::: STORED RECORDS :::
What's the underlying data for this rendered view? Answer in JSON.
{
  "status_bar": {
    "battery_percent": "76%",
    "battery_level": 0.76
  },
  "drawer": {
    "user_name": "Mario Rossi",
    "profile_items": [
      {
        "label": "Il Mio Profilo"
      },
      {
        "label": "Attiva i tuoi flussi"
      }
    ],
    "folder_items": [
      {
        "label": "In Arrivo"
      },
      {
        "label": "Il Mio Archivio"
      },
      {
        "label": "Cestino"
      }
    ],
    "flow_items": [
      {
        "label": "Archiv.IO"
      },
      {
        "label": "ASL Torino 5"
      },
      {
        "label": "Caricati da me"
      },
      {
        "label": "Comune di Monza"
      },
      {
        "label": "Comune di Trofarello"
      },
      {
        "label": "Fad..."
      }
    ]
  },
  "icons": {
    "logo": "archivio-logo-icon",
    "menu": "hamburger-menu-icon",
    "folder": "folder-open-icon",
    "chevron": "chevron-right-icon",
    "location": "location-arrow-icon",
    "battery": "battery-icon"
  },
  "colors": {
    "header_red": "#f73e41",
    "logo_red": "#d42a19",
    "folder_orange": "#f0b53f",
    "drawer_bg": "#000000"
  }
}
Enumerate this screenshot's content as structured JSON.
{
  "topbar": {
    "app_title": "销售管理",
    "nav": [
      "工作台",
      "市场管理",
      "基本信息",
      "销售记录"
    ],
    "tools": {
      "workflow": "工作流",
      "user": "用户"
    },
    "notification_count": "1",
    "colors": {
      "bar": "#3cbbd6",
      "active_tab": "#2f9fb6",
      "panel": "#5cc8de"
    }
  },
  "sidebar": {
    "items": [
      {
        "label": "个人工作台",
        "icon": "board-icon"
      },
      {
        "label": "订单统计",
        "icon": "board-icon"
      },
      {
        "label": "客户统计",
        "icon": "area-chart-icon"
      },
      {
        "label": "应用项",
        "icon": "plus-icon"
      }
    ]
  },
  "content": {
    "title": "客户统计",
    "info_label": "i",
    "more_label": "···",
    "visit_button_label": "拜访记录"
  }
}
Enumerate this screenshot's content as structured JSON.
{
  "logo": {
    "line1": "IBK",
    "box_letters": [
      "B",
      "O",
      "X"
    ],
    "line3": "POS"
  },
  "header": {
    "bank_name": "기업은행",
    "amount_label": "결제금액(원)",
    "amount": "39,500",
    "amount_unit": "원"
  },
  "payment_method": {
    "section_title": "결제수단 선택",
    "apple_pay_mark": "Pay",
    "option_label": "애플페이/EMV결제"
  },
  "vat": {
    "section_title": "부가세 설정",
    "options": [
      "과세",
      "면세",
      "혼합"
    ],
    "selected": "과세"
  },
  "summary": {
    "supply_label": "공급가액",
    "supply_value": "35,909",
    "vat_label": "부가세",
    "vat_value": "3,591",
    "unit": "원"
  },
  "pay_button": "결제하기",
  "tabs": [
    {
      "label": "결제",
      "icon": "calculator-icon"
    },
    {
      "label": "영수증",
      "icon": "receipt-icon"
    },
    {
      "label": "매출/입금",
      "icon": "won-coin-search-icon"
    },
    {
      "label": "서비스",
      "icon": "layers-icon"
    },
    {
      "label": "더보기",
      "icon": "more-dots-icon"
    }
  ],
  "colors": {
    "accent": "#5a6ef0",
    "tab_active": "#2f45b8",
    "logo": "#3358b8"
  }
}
:::
*TASK TO CARRY OUT*
Write every line of the material above again, exactly.

*TASK ANSWER*
What's the underlying data for this rendered view? Answer in JSON.
{
  "status_bar": {
    "battery_percent": "76%",
    "battery_level": 0.76
  },
  "drawer": {
    "user_name": "Mario Rossi",
    "profile_items": [
      {
        "label": "Il Mio Profilo"
      },
      {
        "label": "Attiva i tuoi flussi"
      }
    ],
    "folder_items": [
      {
        "label": "In Arrivo"
      },
      {
        "label": "Il Mio Archivio"
      },
      {
        "label": "Cestino"
      }
    ],
    "flow_items": [
      {
        "label": "Archiv.IO"
      },
      {
        "label": "ASL Torino 5"
      },
      {
        "label": "Caricati da me"
      },
      {
        "label": "Comune di Monza"
      },
      {
        "label": "Comune di Trofarello"
      },
      {
        "label": "Fad..."
      }
    ]
  },
  "icons": {
    "logo": "archivio-logo-icon",
    "menu": "hamburger-menu-icon",
    "folder": "folder-open-icon",
    "chevron": "chevron-right-icon",
    "location": "location-arrow-icon",
    "battery": "battery-icon"
  },
  "colors": {
    "header_red": "#f73e41",
    "logo_red": "#d42a19",
    "folder_orange": "#f0b53f",
    "drawer_bg": "#000000"
  }
}
Enumerate this screenshot's content as structured JSON.
{
  "topbar": {
    "app_title": "销售管理",
    "nav": [
      "工作台",
      "市场管理",
      "基本信息",
      "销售记录"
    ],
    "tools": {
      "workflow": "工作流",
      "user": "用户"
    },
    "notification_count": "1",
    "colors": {
      "bar": "#3cbbd6",
      "active_tab": "#2f9fb6",
      "panel": "#5cc8de"
    }
  },
  "sidebar": {
    "items": [
      {
        "label": "个人工作台",
        "icon": "board-icon"
      },
      {
        "label": "订单统计",
        "icon": "board-icon"
      },
      {
        "label": "客户统计",
        "icon": "area-chart-icon"
      },
      {
        "label": "应用项",
        "icon": "plus-icon"
      }
    ]
  },
  "content": {
    "title": "客户统计",
    "info_label": "i",
    "more_label": "···",
    "visit_button_label": "拜访记录"
  }
}
Enumerate this screenshot's content as structured JSON.
{
  "logo": {
    "line1": "IBK",
    "box_letters": [
      "B",
      "O",
      "X"
    ],
    "line3": "POS"
  },
  "header": {
    "bank_name": "기업은행",
    "amount_label": "결제금액(원)",
    "amount": "39,500",
    "amount_unit": "원"
  },
  "payment_method": {
    "section_title": "결제수단 선택",
    "apple_pay_mark": "Pay",
    "option_label": "애플페이/EMV결제"
  },
  "vat": {
    "section_title": "부가세 설정",
    "options": [
      "과세",
      "면세",
      "혼합"
    ],
    "selected": "과세"
  },
  "summary": {
    "supply_label": "공급가액",
    "supply_value": "35,909",
    "vat_label": "부가세",
    "vat_value": "3,591",
    "unit": "원"
  },
  "pay_button": "결제하기",
  "tabs": [
    {
      "label": "결제",
      "icon": "calculator-icon"
    },
    {
      "label": "영수증",
      "icon": "receipt-icon"
    },
    {
      "label": "매출/입금",
      "icon": "won-coin-search-icon"
    },
    {
      "label": "서비스",
      "icon": "layers-icon"
    },
    {
      "label": "더보기",
      "icon": "more-dots-icon"
    }
  ],
  "colors": {
    "accent": "#5a6ef0",
    "tab_active": "#2f45b8",
    "logo": "#3358b8"
  }
}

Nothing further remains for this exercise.